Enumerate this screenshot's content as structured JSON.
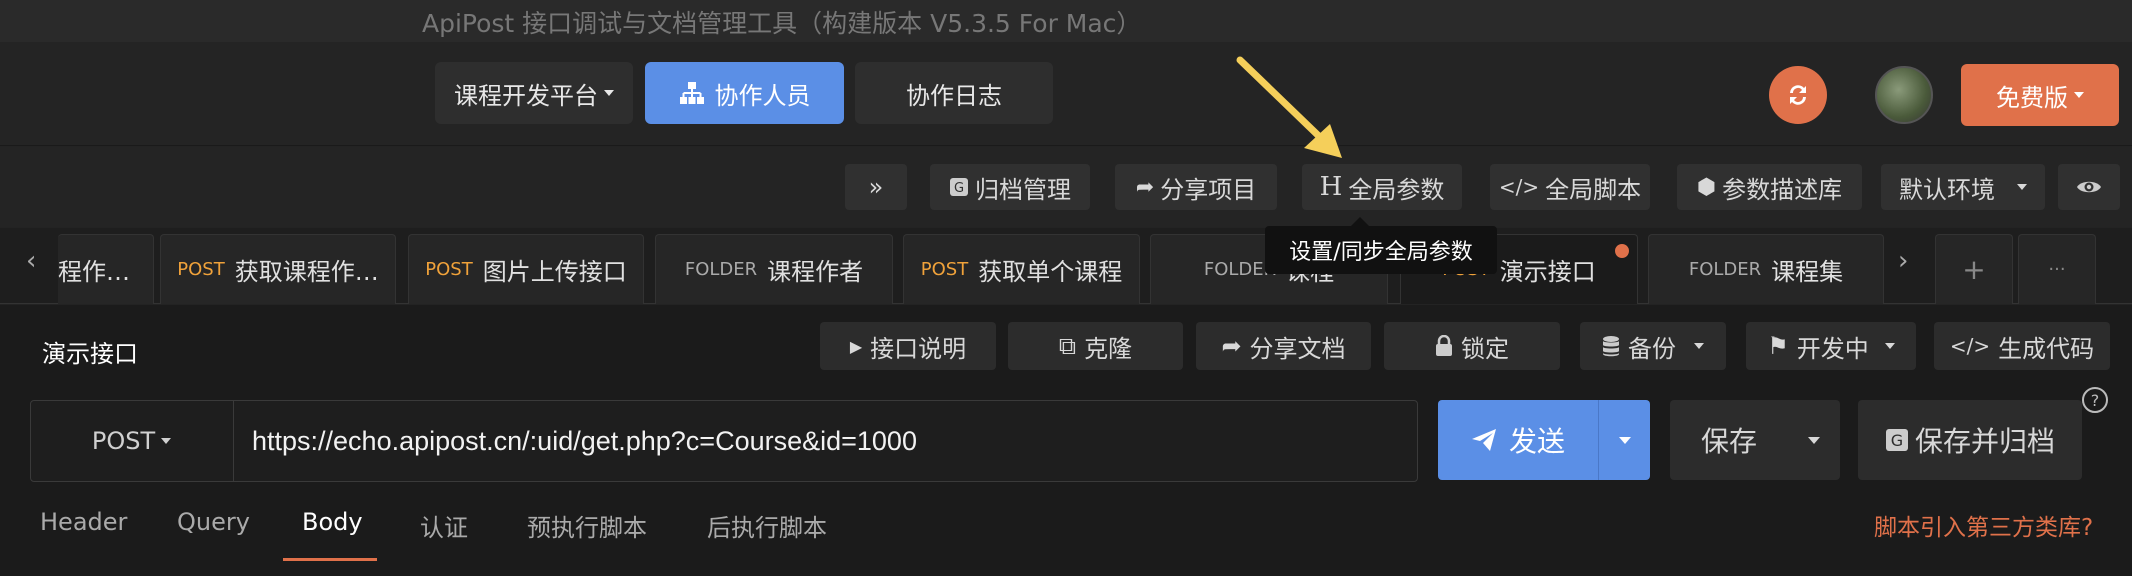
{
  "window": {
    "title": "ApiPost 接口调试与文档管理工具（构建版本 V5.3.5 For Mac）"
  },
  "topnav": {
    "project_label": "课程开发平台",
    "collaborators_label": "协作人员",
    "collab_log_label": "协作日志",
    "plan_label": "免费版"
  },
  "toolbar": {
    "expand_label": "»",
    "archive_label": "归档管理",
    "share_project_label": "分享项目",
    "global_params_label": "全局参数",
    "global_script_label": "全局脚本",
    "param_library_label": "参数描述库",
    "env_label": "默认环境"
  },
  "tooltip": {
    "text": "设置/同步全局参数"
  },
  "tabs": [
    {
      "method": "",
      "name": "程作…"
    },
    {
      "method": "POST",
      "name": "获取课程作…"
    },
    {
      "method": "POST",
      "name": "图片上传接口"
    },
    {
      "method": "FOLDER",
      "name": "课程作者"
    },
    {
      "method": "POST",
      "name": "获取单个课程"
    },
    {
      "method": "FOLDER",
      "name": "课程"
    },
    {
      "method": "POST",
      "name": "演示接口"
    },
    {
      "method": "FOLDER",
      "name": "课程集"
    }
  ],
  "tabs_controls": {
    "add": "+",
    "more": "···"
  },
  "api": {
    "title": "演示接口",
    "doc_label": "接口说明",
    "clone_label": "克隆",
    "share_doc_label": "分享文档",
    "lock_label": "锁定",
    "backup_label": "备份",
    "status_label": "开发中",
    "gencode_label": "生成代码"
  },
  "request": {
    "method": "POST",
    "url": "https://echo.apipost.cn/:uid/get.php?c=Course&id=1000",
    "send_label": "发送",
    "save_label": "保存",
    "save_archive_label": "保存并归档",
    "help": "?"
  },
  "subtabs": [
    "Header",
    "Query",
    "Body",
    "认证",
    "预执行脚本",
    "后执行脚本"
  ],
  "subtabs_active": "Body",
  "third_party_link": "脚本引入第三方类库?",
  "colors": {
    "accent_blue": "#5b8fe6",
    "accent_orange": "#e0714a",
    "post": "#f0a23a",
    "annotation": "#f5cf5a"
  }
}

++++++++

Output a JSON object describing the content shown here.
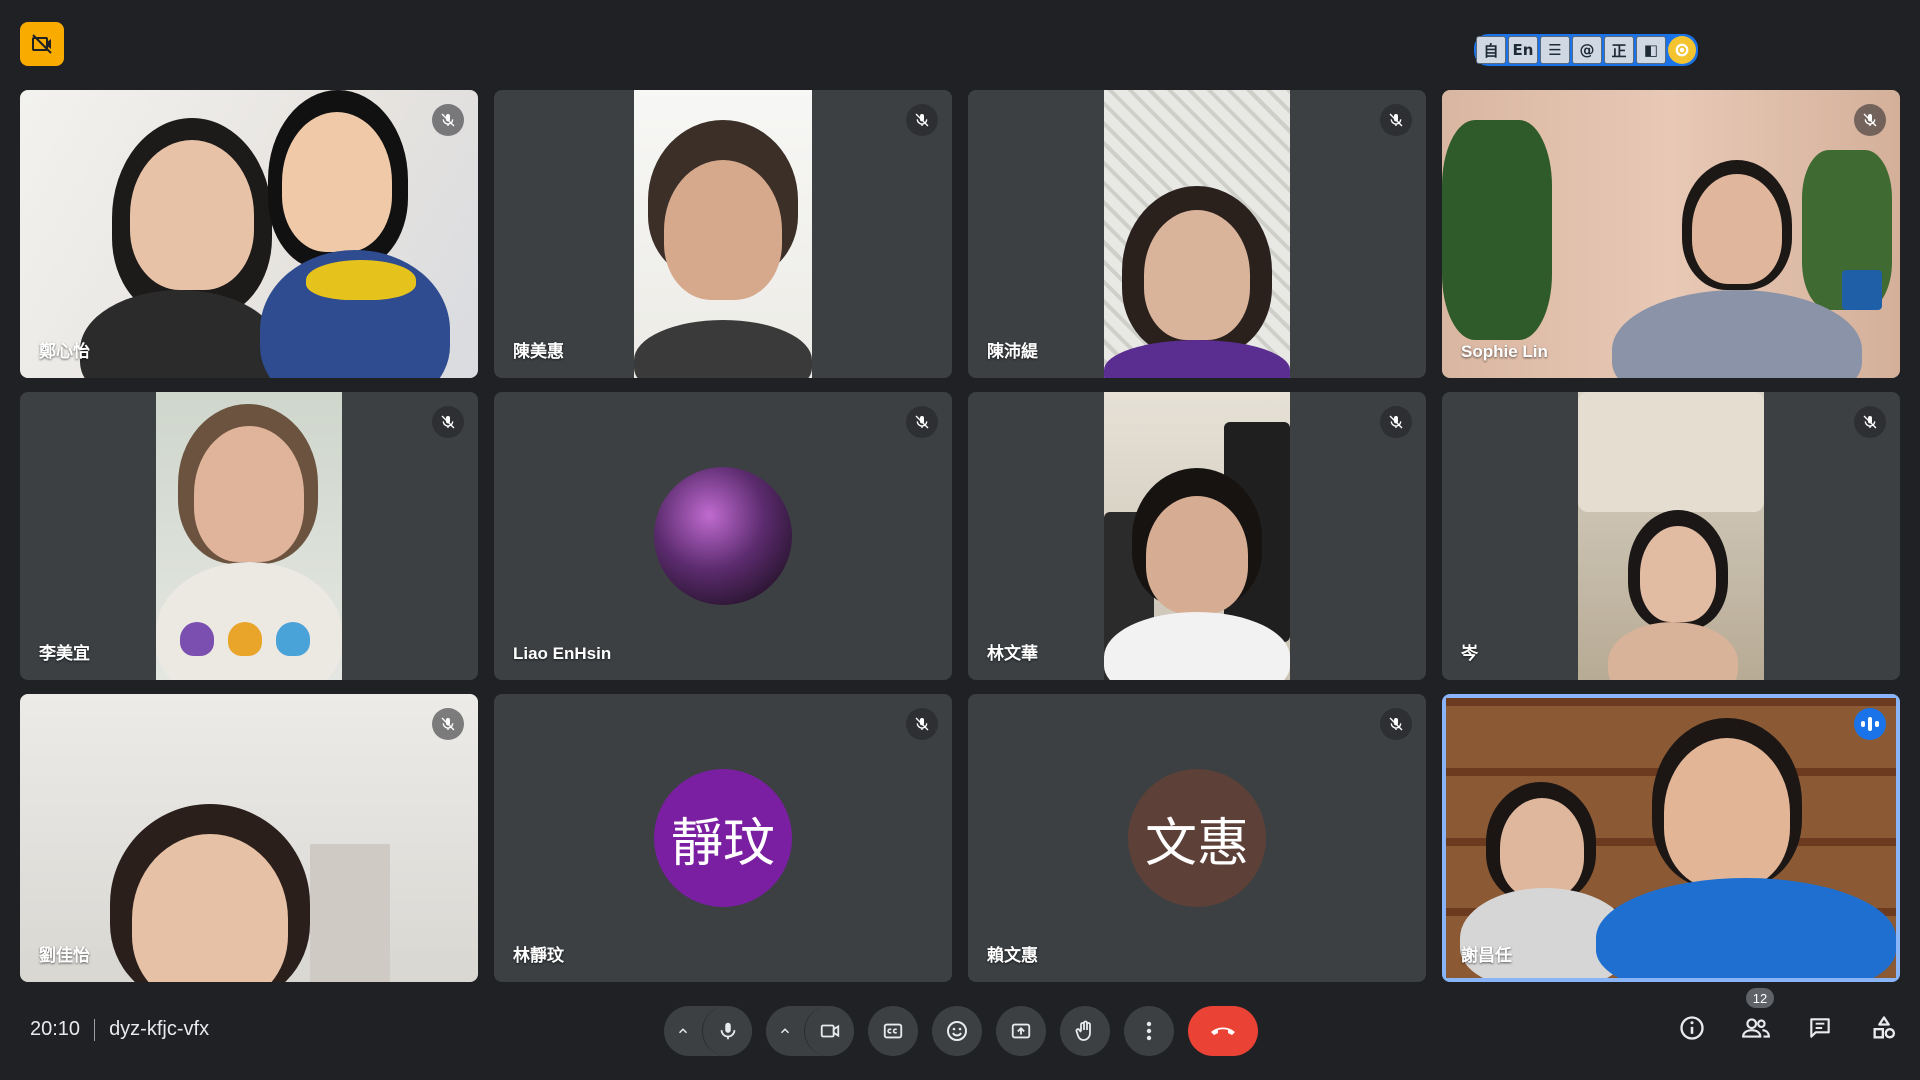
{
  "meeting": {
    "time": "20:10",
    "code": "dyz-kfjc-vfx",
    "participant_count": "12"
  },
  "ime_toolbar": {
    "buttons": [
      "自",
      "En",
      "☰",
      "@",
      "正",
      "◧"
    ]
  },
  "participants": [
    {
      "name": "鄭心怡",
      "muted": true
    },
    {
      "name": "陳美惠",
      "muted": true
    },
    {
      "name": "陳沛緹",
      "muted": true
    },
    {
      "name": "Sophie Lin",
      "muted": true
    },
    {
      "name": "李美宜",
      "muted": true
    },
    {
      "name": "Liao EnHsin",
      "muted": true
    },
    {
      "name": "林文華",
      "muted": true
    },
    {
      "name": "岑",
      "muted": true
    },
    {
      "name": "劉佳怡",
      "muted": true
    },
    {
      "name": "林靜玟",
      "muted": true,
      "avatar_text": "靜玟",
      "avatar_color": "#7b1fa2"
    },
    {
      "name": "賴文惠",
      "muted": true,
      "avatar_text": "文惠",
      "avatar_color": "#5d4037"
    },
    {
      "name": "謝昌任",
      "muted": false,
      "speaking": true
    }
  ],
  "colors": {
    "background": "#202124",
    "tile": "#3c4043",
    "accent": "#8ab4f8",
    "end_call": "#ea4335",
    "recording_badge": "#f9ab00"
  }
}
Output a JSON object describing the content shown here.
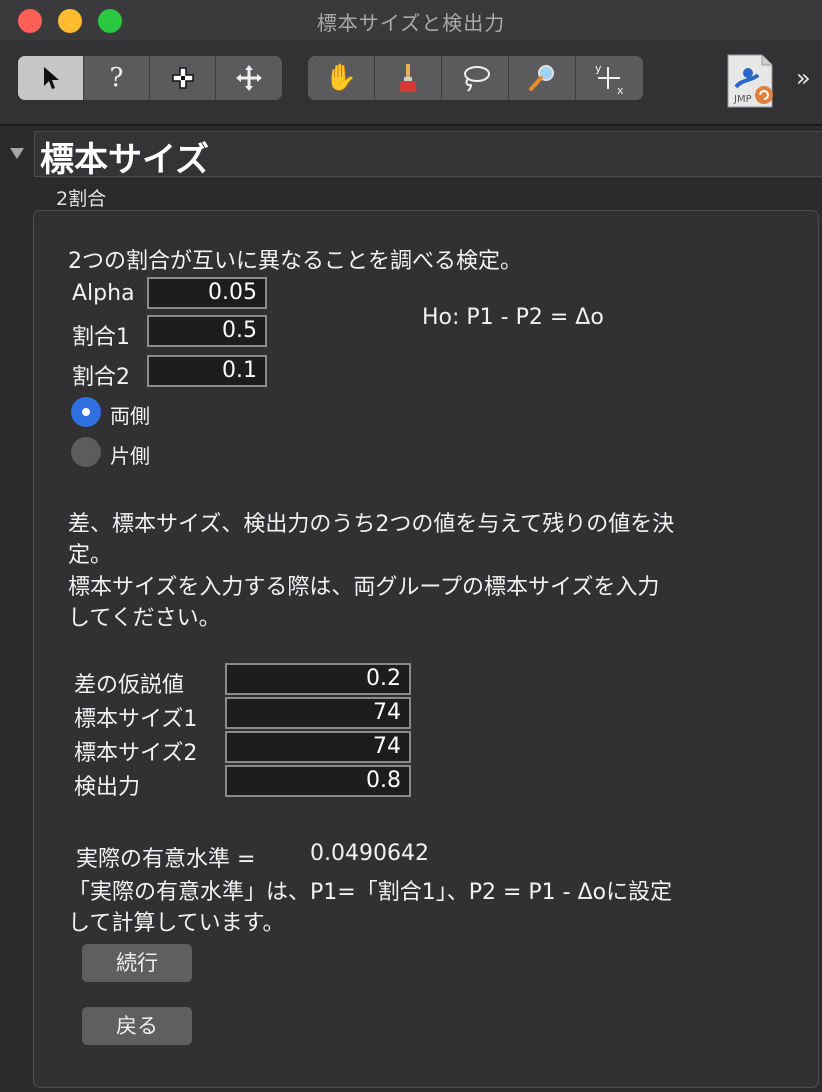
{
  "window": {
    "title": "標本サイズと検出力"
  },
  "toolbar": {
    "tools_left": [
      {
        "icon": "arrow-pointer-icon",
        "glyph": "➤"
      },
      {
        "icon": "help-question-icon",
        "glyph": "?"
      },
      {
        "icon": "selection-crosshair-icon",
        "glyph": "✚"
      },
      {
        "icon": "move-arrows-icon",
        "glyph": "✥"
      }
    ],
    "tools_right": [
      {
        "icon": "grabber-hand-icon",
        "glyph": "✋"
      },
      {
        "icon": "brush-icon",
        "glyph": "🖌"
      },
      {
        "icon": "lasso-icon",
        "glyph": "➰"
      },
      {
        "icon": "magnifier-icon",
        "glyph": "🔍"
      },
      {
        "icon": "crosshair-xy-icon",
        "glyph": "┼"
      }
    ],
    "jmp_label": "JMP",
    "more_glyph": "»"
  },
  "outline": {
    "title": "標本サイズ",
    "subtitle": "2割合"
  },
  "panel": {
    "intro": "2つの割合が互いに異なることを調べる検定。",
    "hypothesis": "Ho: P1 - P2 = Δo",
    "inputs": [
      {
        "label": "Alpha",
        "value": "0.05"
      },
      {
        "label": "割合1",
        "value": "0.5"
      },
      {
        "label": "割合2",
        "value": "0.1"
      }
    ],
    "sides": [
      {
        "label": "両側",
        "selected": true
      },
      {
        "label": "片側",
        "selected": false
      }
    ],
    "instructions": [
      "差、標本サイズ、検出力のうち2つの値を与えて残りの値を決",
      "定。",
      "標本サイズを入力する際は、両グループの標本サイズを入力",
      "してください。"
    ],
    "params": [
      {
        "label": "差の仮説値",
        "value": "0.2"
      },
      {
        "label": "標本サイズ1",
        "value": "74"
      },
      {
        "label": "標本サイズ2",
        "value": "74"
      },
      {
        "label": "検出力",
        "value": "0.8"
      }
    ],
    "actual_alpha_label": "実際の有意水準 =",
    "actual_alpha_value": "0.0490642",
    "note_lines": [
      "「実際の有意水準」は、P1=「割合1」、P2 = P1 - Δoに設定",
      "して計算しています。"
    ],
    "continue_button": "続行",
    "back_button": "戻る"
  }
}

++++++++

- [Written task] Determine how many lines of the data contain the word "crosshair", and reply with that number only.

- [Output of the task] 2